### DIRECTIVE
Reproduce all records exactly.

### EXTRACTED MATERIAL
____
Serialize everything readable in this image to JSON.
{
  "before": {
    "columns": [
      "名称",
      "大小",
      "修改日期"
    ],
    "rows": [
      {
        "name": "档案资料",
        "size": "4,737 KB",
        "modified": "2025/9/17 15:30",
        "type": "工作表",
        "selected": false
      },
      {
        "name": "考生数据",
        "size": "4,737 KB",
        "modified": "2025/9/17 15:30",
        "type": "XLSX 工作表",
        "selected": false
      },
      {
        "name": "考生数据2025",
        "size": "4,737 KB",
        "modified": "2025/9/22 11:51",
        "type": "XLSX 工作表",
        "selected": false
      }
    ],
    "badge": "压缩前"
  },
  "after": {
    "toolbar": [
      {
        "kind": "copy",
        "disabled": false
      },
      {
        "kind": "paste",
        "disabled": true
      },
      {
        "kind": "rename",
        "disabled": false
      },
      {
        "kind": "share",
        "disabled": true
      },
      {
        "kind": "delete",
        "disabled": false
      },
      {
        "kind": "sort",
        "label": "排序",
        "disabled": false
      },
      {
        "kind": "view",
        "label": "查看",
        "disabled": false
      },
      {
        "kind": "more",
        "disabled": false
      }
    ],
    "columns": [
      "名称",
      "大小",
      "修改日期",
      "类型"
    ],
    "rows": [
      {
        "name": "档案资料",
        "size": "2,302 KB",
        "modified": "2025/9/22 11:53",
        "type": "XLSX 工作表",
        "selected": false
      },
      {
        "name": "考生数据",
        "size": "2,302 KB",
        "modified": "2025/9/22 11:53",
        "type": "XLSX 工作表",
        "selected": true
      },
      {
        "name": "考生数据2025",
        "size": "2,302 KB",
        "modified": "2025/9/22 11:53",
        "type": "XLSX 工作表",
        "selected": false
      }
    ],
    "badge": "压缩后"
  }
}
____
### RESULT OF THE TASK
Serialize everything readable in this image to JSON.
{
  "before": {
    "columns": [
      "名称",
      "大小",
      "修改日期"
    ],
    "rows": [
      {
        "name": "档案资料",
        "size": "4,737 KB",
        "modified": "2025/9/17 15:30",
        "type": "工作表",
        "selected": false
      },
      {
        "name": "考生数据",
        "size": "4,737 KB",
        "modified": "2025/9/17 15:30",
        "type": "XLSX 工作表",
        "selected": false
      },
      {
        "name": "考生数据2025",
        "size": "4,737 KB",
        "modified": "2025/9/22 11:51",
        "type": "XLSX 工作表",
        "selected": false
      }
    ],
    "badge": "压缩前"
  },
  "after": {
    "toolbar": [
      {
        "kind": "copy",
        "disabled": false
      },
      {
        "kind": "paste",
        "disabled": true
      },
      {
        "kind": "rename",
        "disabled": false
      },
      {
        "kind": "share",
        "disabled": true
      },
      {
        "kind": "delete",
        "disabled": false
      },
      {
        "kind": "sort",
        "label": "排序",
        "disabled": false
      },
      {
        "kind": "view",
        "label": "查看",
        "disabled": false
      },
      {
        "kind": "more",
        "disabled": false
      }
    ],
    "columns": [
      "名称",
      "大小",
      "修改日期",
      "类型"
    ],
    "rows": [
      {
        "name": "档案资料",
        "size": "2,302 KB",
        "modified": "2025/9/22 11:53",
        "type": "XLSX 工作表",
        "selected": false
      },
      {
        "name": "考生数据",
        "size": "2,302 KB",
        "modified": "2025/9/22 11:53",
        "type": "XLSX 工作表",
        "selected": true
      },
      {
        "name": "考生数据2025",
        "size": "2,302 KB",
        "modified": "2025/9/22 11:53",
        "type": "XLSX 工作表",
        "selected": false
      }
    ],
    "badge": "压缩后"
  }
}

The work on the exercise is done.